## [Stated task]
Go through the listing and return every line with "JAPAN" in it.

## [Records supplied]
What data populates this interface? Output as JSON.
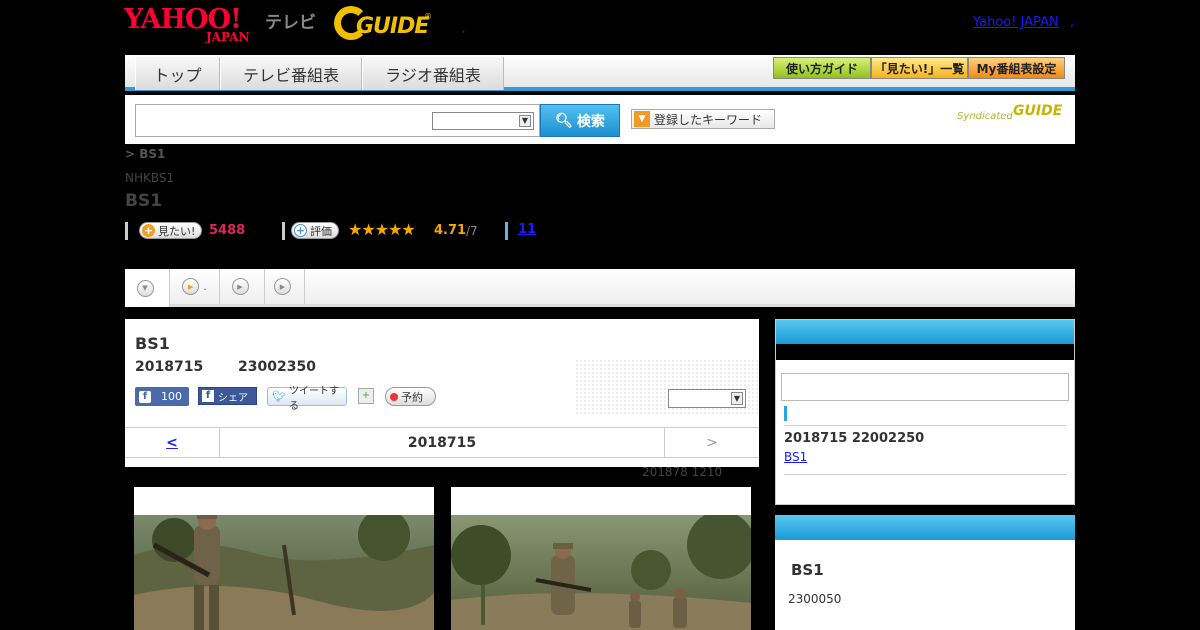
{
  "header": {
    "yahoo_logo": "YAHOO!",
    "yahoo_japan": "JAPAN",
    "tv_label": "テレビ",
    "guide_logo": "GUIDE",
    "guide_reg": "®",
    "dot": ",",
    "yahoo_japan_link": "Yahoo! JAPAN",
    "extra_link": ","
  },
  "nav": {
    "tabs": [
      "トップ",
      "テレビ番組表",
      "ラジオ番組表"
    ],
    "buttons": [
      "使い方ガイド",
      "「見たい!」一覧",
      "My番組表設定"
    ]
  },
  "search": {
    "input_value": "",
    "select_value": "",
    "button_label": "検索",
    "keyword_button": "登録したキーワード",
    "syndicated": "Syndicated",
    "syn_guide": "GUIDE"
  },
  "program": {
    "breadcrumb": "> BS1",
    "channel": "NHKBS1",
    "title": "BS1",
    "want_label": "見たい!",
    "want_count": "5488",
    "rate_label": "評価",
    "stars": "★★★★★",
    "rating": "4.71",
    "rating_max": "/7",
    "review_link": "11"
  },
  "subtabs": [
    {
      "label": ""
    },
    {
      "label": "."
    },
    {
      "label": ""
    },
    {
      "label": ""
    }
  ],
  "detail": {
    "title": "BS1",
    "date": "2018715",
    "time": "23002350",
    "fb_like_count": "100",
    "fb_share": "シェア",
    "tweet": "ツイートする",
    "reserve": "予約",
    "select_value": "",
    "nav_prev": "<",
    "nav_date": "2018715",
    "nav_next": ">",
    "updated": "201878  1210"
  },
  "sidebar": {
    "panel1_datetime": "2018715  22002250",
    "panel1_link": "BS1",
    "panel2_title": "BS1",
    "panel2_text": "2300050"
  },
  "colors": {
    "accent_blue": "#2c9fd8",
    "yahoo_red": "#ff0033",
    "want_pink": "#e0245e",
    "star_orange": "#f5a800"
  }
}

## [Correct answer]
    "yahoo_japan": "JAPAN",
    "yahoo_japan_link": "Yahoo! JAPAN",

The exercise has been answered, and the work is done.